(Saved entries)
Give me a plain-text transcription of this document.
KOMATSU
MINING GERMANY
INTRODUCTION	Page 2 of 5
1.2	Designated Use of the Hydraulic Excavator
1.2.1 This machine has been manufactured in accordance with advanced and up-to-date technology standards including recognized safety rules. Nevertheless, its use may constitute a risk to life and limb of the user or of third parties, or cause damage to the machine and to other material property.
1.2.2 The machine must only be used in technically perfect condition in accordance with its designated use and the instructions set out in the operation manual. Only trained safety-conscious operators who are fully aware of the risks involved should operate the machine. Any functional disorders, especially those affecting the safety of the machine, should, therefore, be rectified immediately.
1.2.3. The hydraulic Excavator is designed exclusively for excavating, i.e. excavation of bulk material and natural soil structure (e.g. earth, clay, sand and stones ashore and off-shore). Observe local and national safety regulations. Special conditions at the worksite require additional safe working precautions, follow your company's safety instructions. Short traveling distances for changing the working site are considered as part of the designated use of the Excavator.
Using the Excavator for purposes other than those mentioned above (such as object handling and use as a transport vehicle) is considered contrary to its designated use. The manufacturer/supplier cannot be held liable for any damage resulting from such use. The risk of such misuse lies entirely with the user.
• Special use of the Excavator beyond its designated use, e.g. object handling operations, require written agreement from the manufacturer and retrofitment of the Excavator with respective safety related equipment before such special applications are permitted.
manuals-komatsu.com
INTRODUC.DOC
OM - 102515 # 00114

◆ Do this ◆
Gather each line from the entries above that includes the word "user".

◆ Solution to this exercise ◆
1.2.1 This machine has been manufactured in accordance with advanced and up-to-date technology standards including recognized safety rules. Nevertheless, its use may constitute a risk to life and limb of the user or of third parties, or cause damage to the machine and to other material property.
Using the Excavator for purposes other than those mentioned above (such as object handling and use as a transport vehicle) is considered contrary to its designated use. The manufacturer/supplier cannot be held liable for any damage resulting from such use. The risk of such misuse lies entirely with the user.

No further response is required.